Task brief: Collect each line containing "type".

━━━━━━━━━━

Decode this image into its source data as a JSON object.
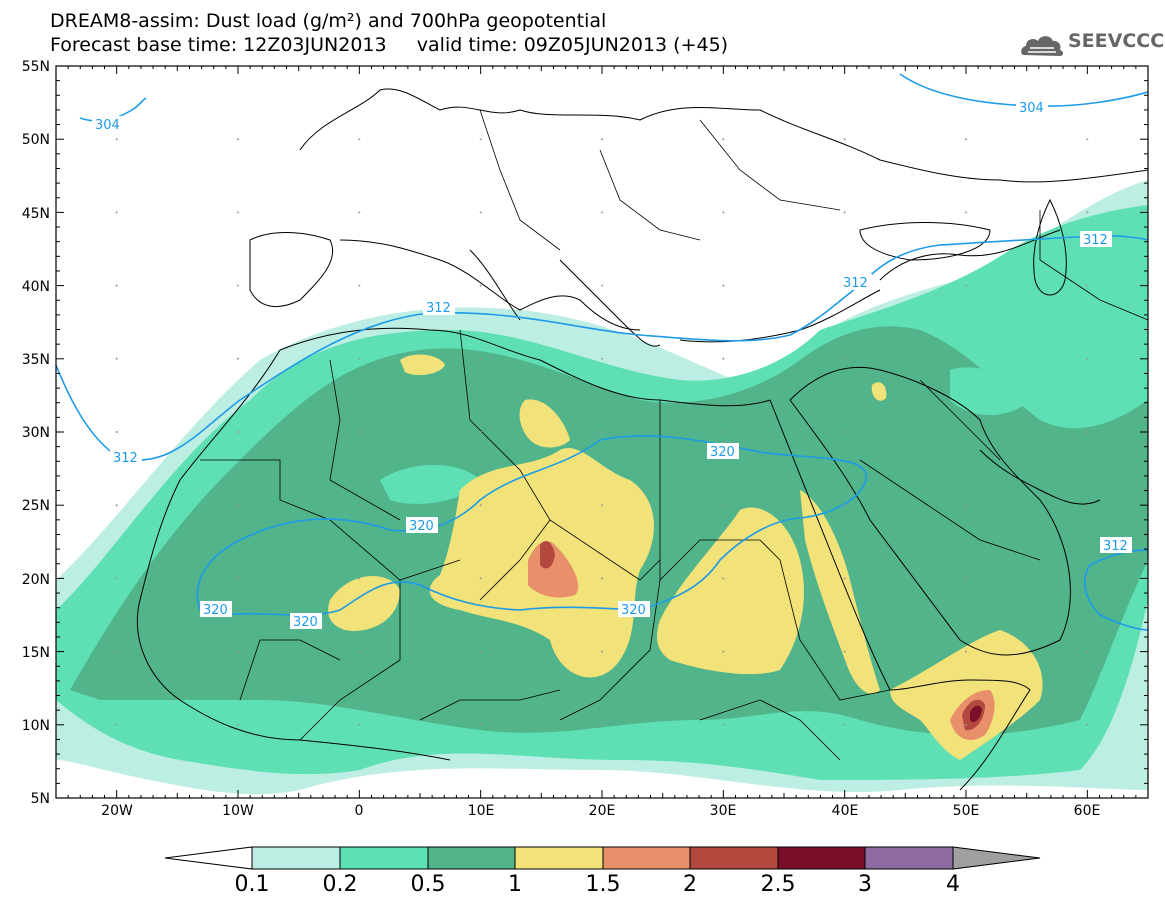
{
  "title": {
    "line1": "DREAM8-assim: Dust load (g/m²) and 700hPa geopotential",
    "line2": "Forecast base time: 12Z03JUN2013     valid time: 09Z05JUN2013 (+45)"
  },
  "logo": {
    "text": "SEEVCCC",
    "icon": "cloud-icon"
  },
  "map": {
    "lon_range": [
      -25,
      65
    ],
    "lat_range": [
      5,
      55
    ],
    "lat_ticks": [
      "5N",
      "10N",
      "15N",
      "20N",
      "25N",
      "30N",
      "35N",
      "40N",
      "45N",
      "50N",
      "55N"
    ],
    "lon_ticks": [
      "20W",
      "10W",
      "0",
      "10E",
      "20E",
      "30E",
      "40E",
      "50E",
      "60E"
    ],
    "contour_labels": [
      "304",
      "304",
      "312",
      "312",
      "312",
      "312",
      "320",
      "320",
      "320",
      "320",
      "320",
      "312"
    ]
  },
  "colorbar": {
    "labels": [
      "0.1",
      "0.2",
      "0.5",
      "1",
      "1.5",
      "2",
      "2.5",
      "3",
      "4"
    ],
    "colors": [
      "#ffffff",
      "#bdeee4",
      "#5ee0b4",
      "#52b48a",
      "#f2e27a",
      "#e8906a",
      "#b3483e",
      "#7a0f2a",
      "#8e6aa0",
      "#a0a0a0"
    ]
  }
}
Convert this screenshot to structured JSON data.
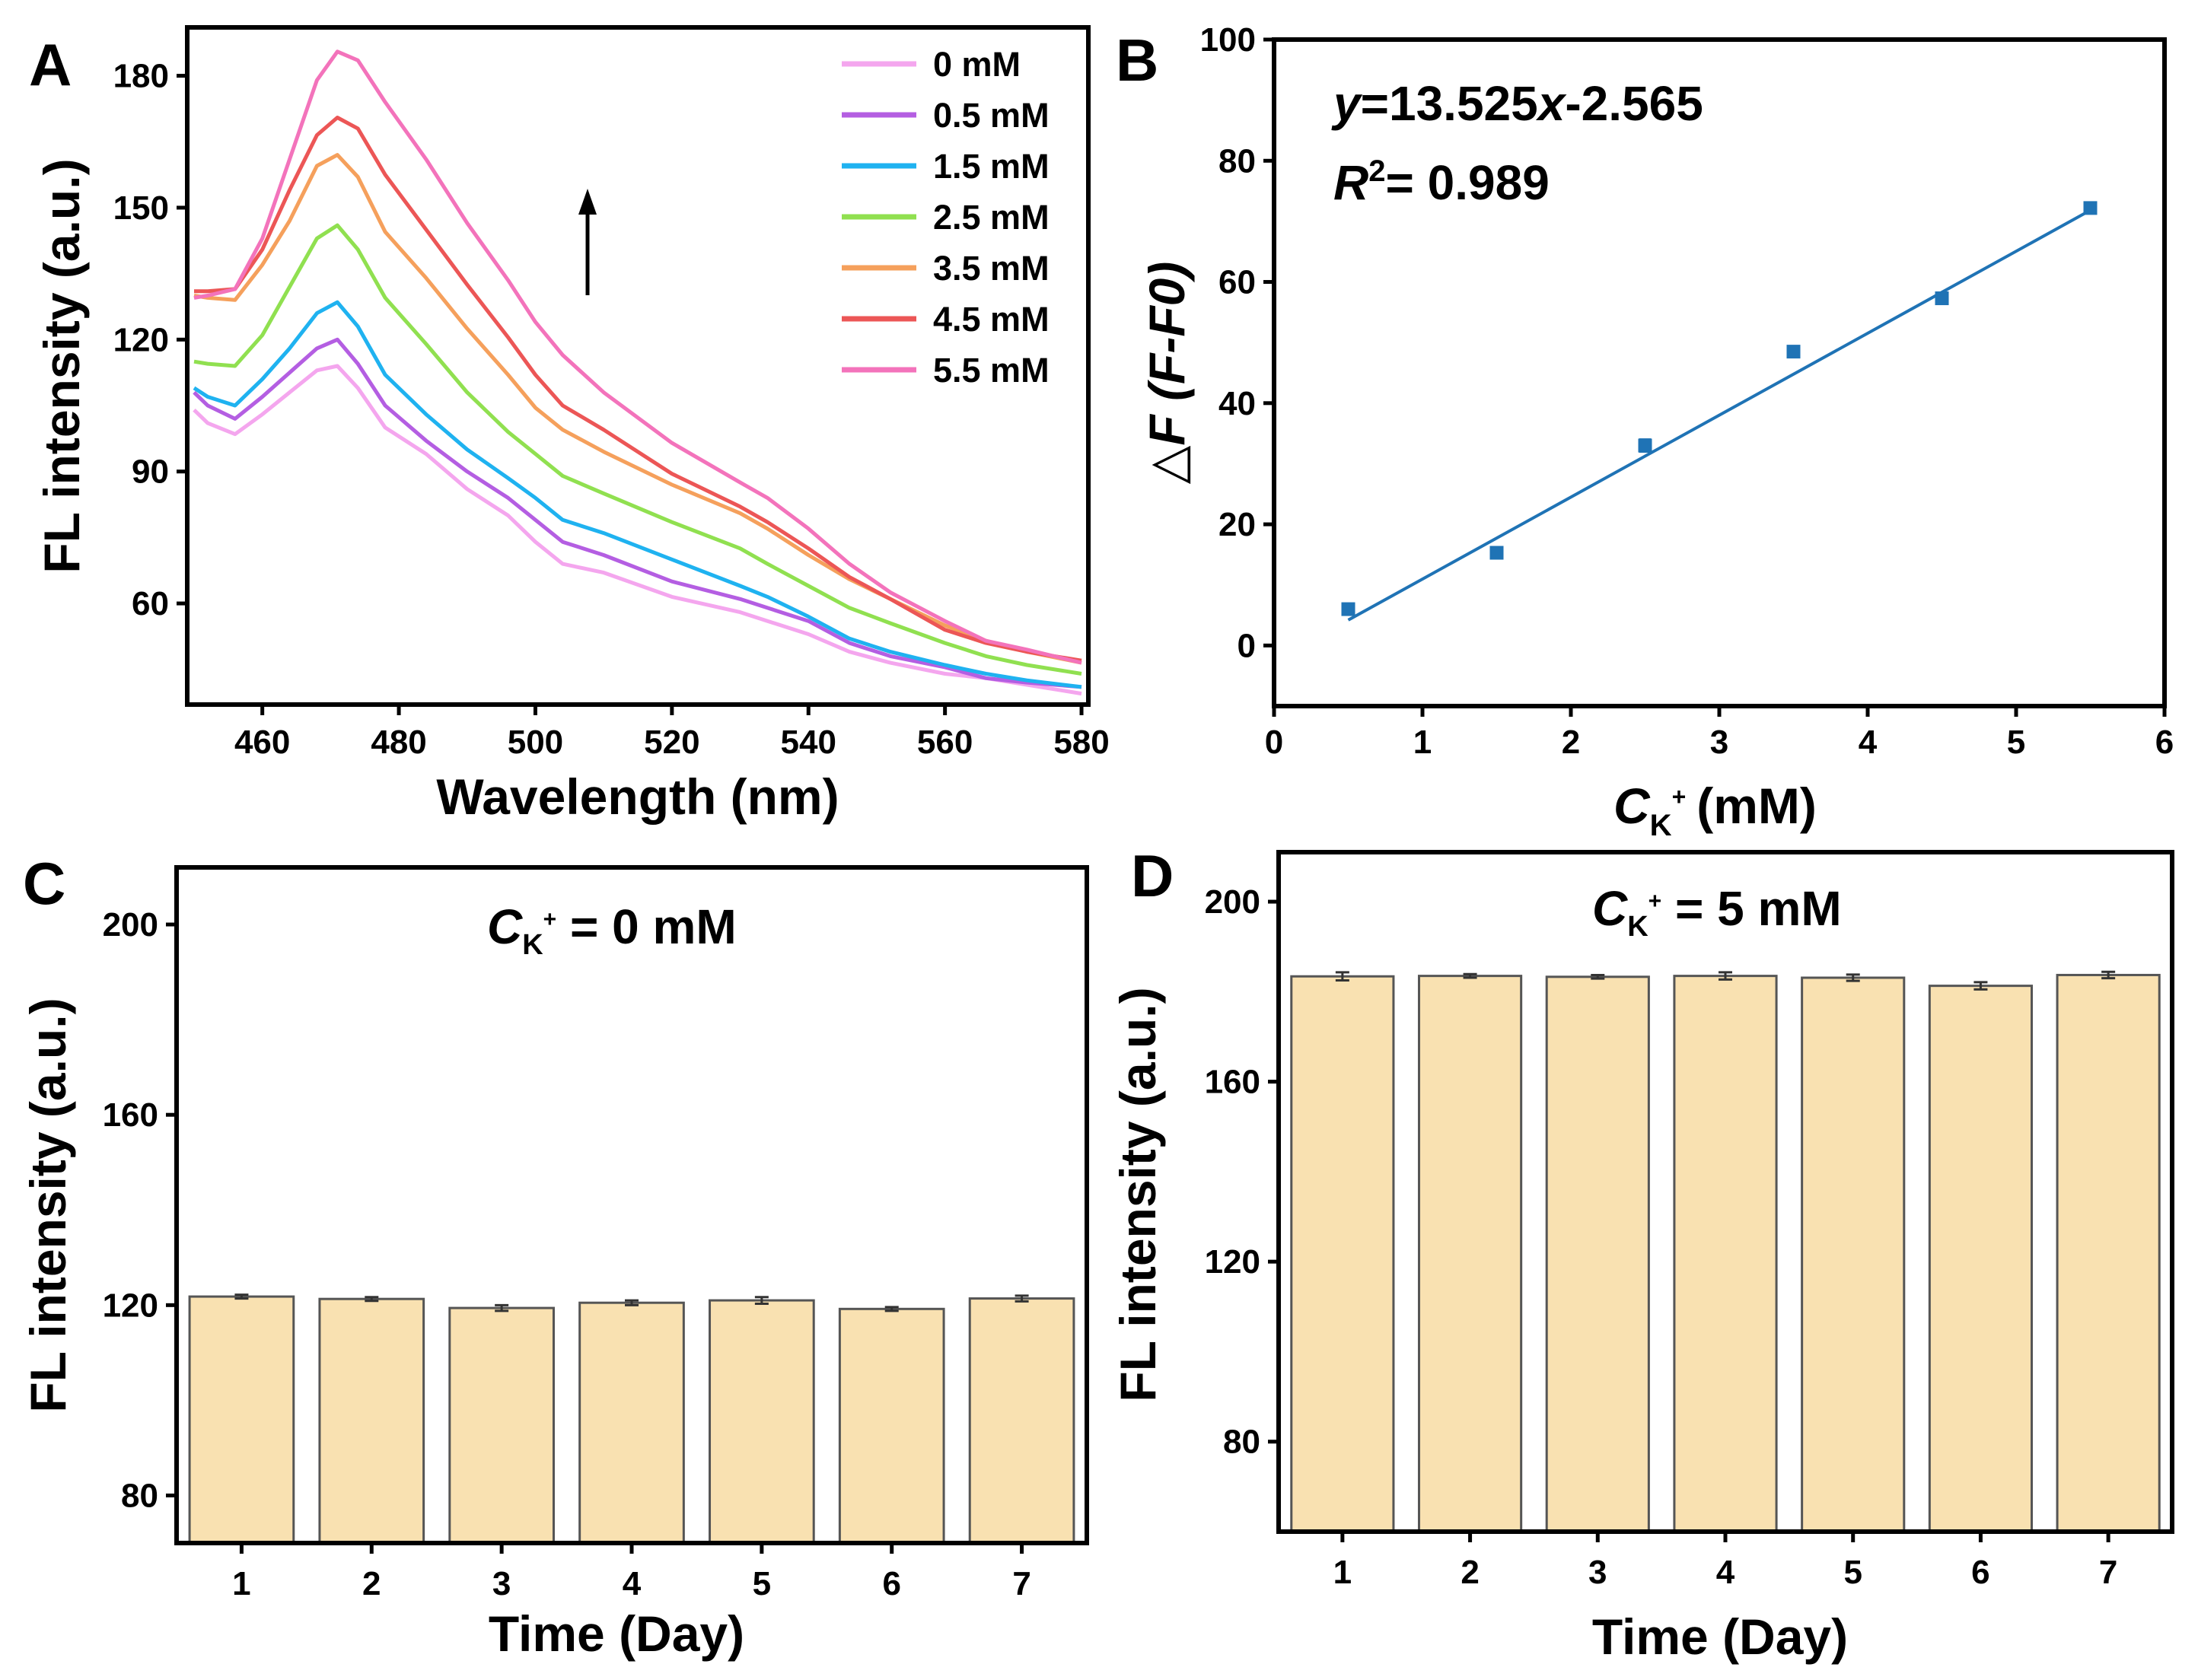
{
  "chart_data": [
    {
      "panel": "A",
      "type": "line",
      "xlabel": "Wavelength (nm)",
      "ylabel": "FL intensity (a.u.)",
      "xlim": [
        449,
        581
      ],
      "ylim": [
        37,
        191
      ],
      "xticks": [
        460,
        480,
        500,
        520,
        540,
        560,
        580
      ],
      "yticks": [
        60,
        90,
        120,
        150,
        180
      ],
      "arrow": "up",
      "x": [
        450,
        452,
        456,
        460,
        464,
        468,
        471,
        474,
        478,
        484,
        490,
        496,
        500,
        504,
        510,
        520,
        530,
        534,
        540,
        546,
        552,
        560,
        566,
        572,
        580
      ],
      "series": [
        {
          "name": "0 mM",
          "color": "#f4a6ee",
          "values": [
            104,
            101,
            98.5,
            103,
            108,
            113,
            114,
            109,
            100,
            94,
            86,
            80,
            74,
            69,
            67,
            61.5,
            58,
            56,
            53,
            49,
            46.5,
            44,
            43,
            41.5,
            39.5
          ]
        },
        {
          "name": "0.5 mM",
          "color": "#b45ee2",
          "values": [
            108,
            105,
            102,
            107,
            112.5,
            118,
            120,
            114.5,
            105,
            97,
            90,
            84,
            79,
            74,
            71,
            65,
            61,
            59,
            56,
            51,
            48,
            45.5,
            43,
            42,
            41
          ]
        },
        {
          "name": "1.5 mM",
          "color": "#1fb2f0",
          "values": [
            109,
            107,
            105,
            111,
            118,
            126,
            128.5,
            123,
            112,
            103,
            95,
            88.5,
            84,
            79,
            76,
            70,
            64,
            61.5,
            57,
            52,
            49,
            46,
            44,
            42.5,
            41
          ]
        },
        {
          "name": "2.5 mM",
          "color": "#90e050",
          "values": [
            115,
            114.5,
            114,
            121,
            132,
            143,
            146,
            140.5,
            129.5,
            119,
            108,
            99,
            94,
            89,
            85,
            78.5,
            72.5,
            69,
            64,
            59,
            55.5,
            51,
            48,
            46,
            44
          ]
        },
        {
          "name": "3.5 mM",
          "color": "#f5a05c",
          "values": [
            130,
            129.5,
            129,
            137,
            147,
            159.5,
            162,
            157,
            144.5,
            134,
            122.5,
            112,
            104.5,
            99.5,
            94.5,
            87,
            80.5,
            77,
            71,
            65.5,
            61,
            55,
            51.5,
            49,
            46.5
          ]
        },
        {
          "name": "4.5 mM",
          "color": "#ec5656",
          "values": [
            131,
            131,
            131.5,
            140.5,
            154,
            166.5,
            170.5,
            168,
            157.5,
            145,
            132.5,
            120.5,
            112,
            105,
            99.5,
            89.5,
            82,
            78.5,
            72.5,
            66,
            61,
            54,
            51,
            49,
            47
          ]
        },
        {
          "name": "5.5 mM",
          "color": "#f373bb",
          "values": [
            129.5,
            130,
            131.5,
            143,
            161,
            179,
            185.5,
            183.5,
            174,
            161,
            146.5,
            133.5,
            124,
            116.5,
            108,
            96.5,
            87.5,
            84,
            77,
            69,
            62.5,
            56,
            51.5,
            49.5,
            46.5
          ]
        }
      ]
    },
    {
      "panel": "B",
      "type": "scatter",
      "xlabel_var": "C",
      "xlabel_sub": "K",
      "xlabel_sup": "+",
      "xlabel_unit": "(mM)",
      "ylabel": "△F (F-F0)",
      "xlim": [
        0,
        6
      ],
      "ylim": [
        -10,
        100
      ],
      "xticks": [
        0,
        1,
        2,
        3,
        4,
        5,
        6
      ],
      "yticks": [
        0,
        20,
        40,
        60,
        80,
        100
      ],
      "x": [
        0.5,
        1.5,
        2.5,
        3.5,
        4.5,
        5.5
      ],
      "values": [
        6.0,
        15.3,
        33.0,
        48.5,
        57.3,
        72.2
      ],
      "errors": [
        0.9,
        0.9,
        1.0,
        0.8,
        0.9,
        0.7
      ],
      "point_color": "#1f73b5",
      "fit": {
        "slope": 13.525,
        "intercept": -2.565,
        "x_range": [
          0.5,
          5.5
        ],
        "color": "#1f73b5"
      },
      "equation": "=13.525",
      "equation_var_y": "y",
      "equation_var_x": "x",
      "equation_tail": "-2.565",
      "r2_label": "R",
      "r2_exp": "2",
      "r2_value": "= 0.989"
    },
    {
      "panel": "C",
      "type": "bar",
      "xlabel": "Time (Day)",
      "ylabel": "FL intensity (a.u.)",
      "ylim": [
        70,
        212
      ],
      "yticks": [
        80,
        120,
        160,
        200
      ],
      "categories": [
        "1",
        "2",
        "3",
        "4",
        "5",
        "6",
        "7"
      ],
      "values": [
        121.8,
        121.3,
        119.4,
        120.5,
        121.0,
        119.2,
        121.4
      ],
      "errors": [
        0.4,
        0.4,
        0.6,
        0.5,
        0.7,
        0.4,
        0.6
      ],
      "bar_color": "#f9e1b1",
      "annotation_var": "C",
      "annotation_sub": "K",
      "annotation_sup": "+",
      "annotation_text": " = 0 mM"
    },
    {
      "panel": "D",
      "type": "bar",
      "xlabel": "Time (Day)",
      "ylabel": "FL intensity (a.u.)",
      "ylim": [
        60,
        211
      ],
      "yticks": [
        80,
        120,
        160,
        200
      ],
      "categories": [
        "1",
        "2",
        "3",
        "4",
        "5",
        "6",
        "7"
      ],
      "values": [
        183.4,
        183.5,
        183.3,
        183.5,
        183.1,
        181.3,
        183.7
      ],
      "errors": [
        0.9,
        0.4,
        0.4,
        0.8,
        0.7,
        0.8,
        0.7
      ],
      "bar_color": "#f9e1b1",
      "annotation_var": "C",
      "annotation_sub": "K",
      "annotation_sup": "+",
      "annotation_text": " = 5 mM"
    }
  ]
}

━━━━━━━━━━

Task result:
      "type": "line",
      "type": "scatter",
      "type": "bar",
      "type": "bar",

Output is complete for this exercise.